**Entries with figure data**
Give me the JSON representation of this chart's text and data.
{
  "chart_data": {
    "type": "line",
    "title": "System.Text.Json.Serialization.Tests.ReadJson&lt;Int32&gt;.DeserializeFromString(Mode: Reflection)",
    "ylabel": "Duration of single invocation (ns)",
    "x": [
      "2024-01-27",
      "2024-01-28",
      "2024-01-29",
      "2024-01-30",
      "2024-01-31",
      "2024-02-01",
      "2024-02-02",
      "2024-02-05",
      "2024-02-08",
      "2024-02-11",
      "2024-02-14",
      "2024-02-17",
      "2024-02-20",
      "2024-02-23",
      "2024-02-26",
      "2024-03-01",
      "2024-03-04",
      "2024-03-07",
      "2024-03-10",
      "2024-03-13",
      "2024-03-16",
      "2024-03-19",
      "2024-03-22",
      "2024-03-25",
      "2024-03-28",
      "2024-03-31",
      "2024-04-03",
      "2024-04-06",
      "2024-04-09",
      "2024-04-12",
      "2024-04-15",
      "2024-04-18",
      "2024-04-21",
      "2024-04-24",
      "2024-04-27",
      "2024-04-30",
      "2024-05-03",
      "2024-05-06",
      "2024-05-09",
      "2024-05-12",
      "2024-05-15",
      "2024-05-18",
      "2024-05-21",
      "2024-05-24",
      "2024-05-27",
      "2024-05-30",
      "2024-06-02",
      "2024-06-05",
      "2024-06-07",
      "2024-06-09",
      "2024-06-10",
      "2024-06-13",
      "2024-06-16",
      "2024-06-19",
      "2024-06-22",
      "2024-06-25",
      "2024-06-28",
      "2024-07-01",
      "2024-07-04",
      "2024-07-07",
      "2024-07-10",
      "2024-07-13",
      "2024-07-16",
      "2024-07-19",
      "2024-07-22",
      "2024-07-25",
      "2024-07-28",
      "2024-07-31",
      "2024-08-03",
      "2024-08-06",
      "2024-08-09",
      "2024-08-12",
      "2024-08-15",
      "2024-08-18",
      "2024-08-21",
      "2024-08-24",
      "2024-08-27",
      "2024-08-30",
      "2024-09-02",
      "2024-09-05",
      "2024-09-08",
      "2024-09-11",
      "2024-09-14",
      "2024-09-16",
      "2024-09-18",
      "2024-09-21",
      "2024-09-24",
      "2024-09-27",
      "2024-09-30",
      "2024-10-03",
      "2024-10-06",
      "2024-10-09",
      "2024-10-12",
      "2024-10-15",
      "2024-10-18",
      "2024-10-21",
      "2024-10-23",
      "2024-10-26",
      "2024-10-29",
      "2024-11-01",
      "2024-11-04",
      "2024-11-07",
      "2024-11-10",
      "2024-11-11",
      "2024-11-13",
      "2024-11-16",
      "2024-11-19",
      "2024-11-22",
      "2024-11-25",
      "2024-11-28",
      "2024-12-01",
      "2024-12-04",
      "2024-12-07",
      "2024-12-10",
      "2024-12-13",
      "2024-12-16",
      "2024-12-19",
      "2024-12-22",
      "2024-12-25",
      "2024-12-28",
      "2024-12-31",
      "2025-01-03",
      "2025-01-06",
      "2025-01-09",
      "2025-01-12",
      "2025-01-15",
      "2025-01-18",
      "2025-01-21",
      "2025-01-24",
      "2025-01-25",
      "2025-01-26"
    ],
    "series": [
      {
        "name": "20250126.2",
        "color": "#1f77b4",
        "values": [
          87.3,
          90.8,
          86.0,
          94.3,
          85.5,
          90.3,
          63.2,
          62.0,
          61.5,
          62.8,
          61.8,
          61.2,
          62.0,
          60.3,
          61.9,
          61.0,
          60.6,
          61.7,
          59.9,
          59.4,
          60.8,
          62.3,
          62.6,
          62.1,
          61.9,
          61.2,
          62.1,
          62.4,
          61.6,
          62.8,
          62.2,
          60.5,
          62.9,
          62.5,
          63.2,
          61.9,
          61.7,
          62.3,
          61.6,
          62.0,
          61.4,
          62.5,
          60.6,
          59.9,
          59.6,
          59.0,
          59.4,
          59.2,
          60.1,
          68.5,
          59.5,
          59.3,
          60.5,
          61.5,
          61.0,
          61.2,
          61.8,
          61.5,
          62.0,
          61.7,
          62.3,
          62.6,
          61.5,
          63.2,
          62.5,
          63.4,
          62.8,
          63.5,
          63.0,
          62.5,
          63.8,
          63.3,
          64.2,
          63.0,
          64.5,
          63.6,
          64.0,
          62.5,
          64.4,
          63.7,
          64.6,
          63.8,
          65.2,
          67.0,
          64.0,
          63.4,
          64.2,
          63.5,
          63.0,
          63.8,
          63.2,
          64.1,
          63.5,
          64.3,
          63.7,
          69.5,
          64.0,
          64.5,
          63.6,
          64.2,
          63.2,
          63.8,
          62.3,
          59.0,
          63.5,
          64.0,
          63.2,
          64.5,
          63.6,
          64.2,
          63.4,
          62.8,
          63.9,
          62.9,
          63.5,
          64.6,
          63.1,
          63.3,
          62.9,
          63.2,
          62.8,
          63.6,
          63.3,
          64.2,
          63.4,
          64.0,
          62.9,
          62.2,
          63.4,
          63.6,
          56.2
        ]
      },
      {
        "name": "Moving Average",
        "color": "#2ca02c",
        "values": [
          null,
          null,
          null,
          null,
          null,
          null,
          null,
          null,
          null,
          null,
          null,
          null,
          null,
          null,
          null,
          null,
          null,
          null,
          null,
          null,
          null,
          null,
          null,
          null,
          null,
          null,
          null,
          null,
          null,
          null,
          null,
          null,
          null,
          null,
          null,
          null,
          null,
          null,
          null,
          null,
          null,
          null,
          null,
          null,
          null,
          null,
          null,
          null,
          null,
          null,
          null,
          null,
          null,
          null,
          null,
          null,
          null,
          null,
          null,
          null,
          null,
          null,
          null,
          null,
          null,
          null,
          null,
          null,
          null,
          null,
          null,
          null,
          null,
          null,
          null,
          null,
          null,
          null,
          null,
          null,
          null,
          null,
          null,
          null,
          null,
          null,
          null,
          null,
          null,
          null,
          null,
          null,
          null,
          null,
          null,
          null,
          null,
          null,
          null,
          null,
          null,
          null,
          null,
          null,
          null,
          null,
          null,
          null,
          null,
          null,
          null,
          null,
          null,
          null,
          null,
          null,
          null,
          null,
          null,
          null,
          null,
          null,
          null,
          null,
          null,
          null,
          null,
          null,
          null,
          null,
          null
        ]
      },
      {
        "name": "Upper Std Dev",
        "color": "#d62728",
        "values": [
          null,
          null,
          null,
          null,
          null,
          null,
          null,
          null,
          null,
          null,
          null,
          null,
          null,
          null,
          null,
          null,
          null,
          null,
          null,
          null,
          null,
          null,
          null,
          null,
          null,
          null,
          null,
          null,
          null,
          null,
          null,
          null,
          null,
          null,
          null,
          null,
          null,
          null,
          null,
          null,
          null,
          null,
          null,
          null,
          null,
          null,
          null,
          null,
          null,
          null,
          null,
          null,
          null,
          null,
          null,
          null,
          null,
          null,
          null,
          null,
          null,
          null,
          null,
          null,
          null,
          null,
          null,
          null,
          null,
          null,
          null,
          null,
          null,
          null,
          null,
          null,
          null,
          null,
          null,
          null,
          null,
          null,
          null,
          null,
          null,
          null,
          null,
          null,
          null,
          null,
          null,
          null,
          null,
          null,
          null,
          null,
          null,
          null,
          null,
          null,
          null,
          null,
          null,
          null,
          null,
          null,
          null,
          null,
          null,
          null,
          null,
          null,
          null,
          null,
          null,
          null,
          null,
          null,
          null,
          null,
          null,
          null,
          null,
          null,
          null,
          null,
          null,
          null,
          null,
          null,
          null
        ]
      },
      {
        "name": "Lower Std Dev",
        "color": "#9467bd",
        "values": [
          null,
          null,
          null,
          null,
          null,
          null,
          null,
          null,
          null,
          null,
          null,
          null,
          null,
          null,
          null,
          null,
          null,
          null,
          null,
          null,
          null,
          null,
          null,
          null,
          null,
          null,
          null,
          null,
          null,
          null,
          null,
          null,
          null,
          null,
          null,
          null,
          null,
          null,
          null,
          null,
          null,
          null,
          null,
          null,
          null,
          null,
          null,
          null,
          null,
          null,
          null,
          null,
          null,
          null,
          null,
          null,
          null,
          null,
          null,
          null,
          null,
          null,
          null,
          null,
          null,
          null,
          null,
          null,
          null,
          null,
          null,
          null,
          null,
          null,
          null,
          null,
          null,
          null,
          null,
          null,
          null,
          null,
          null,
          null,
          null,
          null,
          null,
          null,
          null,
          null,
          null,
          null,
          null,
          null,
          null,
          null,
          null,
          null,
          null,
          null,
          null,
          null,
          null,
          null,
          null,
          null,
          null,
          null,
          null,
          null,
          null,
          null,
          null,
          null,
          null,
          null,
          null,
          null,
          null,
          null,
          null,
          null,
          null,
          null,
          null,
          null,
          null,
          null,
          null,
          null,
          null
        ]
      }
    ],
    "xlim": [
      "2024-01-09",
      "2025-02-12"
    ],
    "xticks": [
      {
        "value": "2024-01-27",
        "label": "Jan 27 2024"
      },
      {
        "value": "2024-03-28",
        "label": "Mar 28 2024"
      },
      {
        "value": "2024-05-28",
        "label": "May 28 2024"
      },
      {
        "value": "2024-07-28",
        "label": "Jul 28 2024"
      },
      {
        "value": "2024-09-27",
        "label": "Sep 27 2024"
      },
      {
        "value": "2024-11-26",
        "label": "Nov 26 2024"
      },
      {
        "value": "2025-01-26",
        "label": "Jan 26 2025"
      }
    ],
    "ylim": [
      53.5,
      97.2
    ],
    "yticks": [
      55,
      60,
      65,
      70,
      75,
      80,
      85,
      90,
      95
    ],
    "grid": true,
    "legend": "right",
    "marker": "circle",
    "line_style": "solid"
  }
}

**Exercise objective**
In the entries above, count every line containing the word "name". Write only the total.

**Completed task**
4